> _Data listing_:
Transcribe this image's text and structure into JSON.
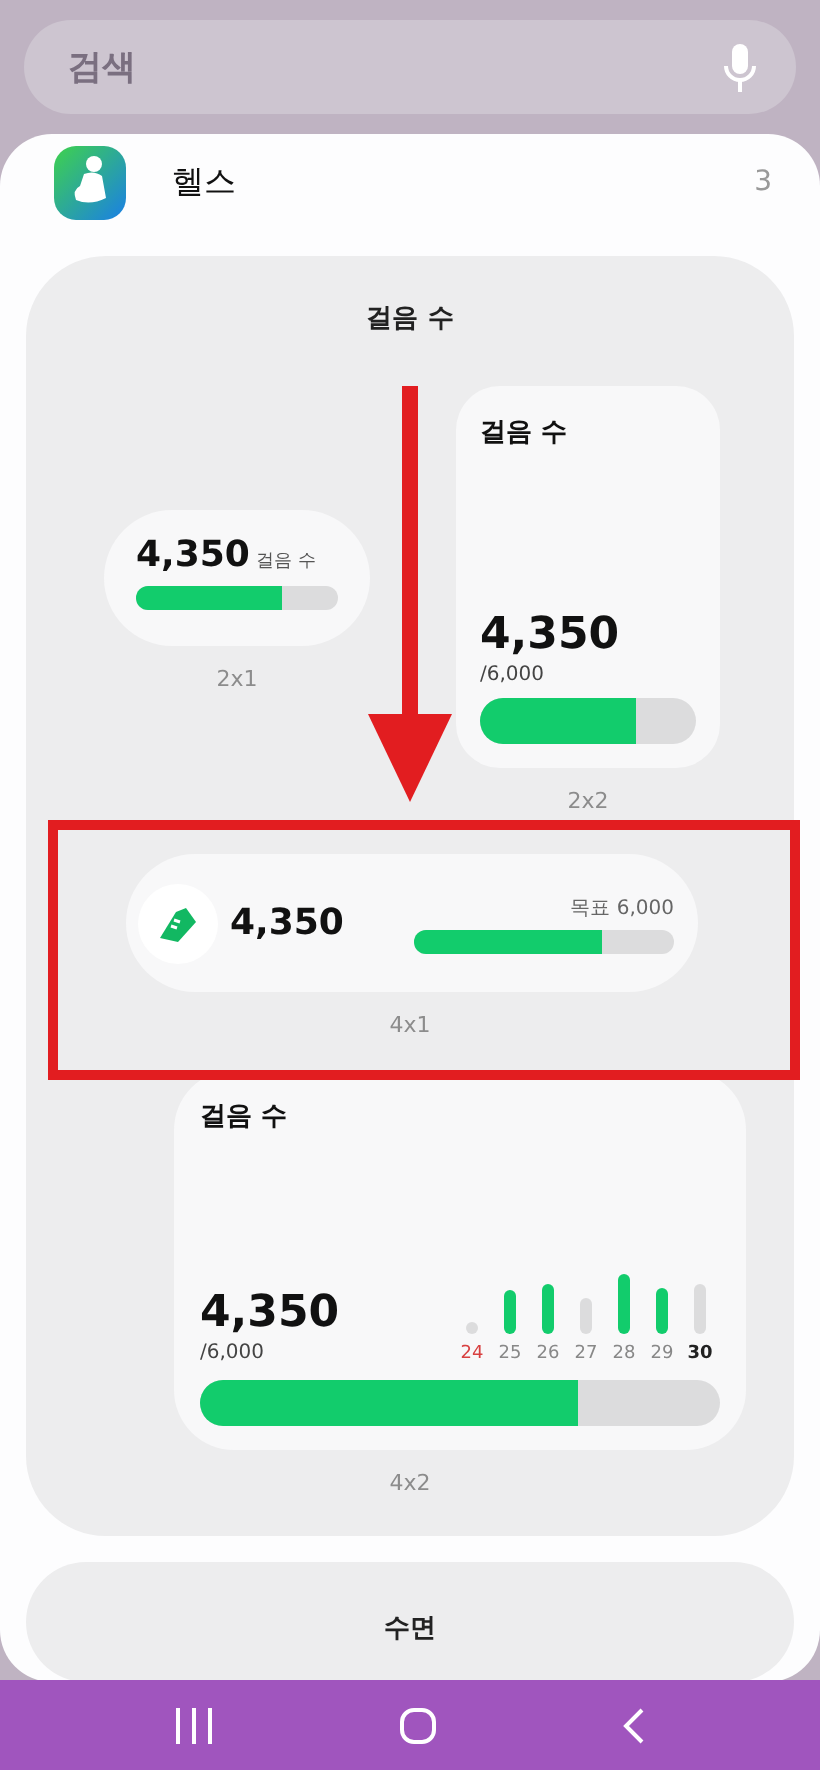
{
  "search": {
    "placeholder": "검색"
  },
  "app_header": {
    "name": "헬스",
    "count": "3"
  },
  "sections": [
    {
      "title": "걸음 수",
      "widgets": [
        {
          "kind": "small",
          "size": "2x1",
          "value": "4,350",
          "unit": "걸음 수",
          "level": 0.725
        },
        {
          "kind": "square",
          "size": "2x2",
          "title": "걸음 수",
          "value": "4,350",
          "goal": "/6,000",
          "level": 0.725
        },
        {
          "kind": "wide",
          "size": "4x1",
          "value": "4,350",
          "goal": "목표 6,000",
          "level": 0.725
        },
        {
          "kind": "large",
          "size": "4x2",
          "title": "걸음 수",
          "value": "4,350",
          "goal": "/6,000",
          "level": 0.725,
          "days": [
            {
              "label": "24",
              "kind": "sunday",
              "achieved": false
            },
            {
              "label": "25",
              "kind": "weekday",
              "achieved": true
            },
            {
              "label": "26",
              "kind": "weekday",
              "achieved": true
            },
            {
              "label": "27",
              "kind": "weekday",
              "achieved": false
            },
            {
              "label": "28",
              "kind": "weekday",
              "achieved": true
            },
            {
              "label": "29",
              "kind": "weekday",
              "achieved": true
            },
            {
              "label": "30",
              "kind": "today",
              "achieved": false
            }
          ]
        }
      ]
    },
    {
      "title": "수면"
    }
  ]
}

> _Written request_: From the data, collect all lines where the string "label" appears.

> _Solution to the exercise_:
              "label": "24",
              "label": "25",
              "label": "26",
              "label": "27",
              "label": "28",
              "label": "29",
              "label": "30",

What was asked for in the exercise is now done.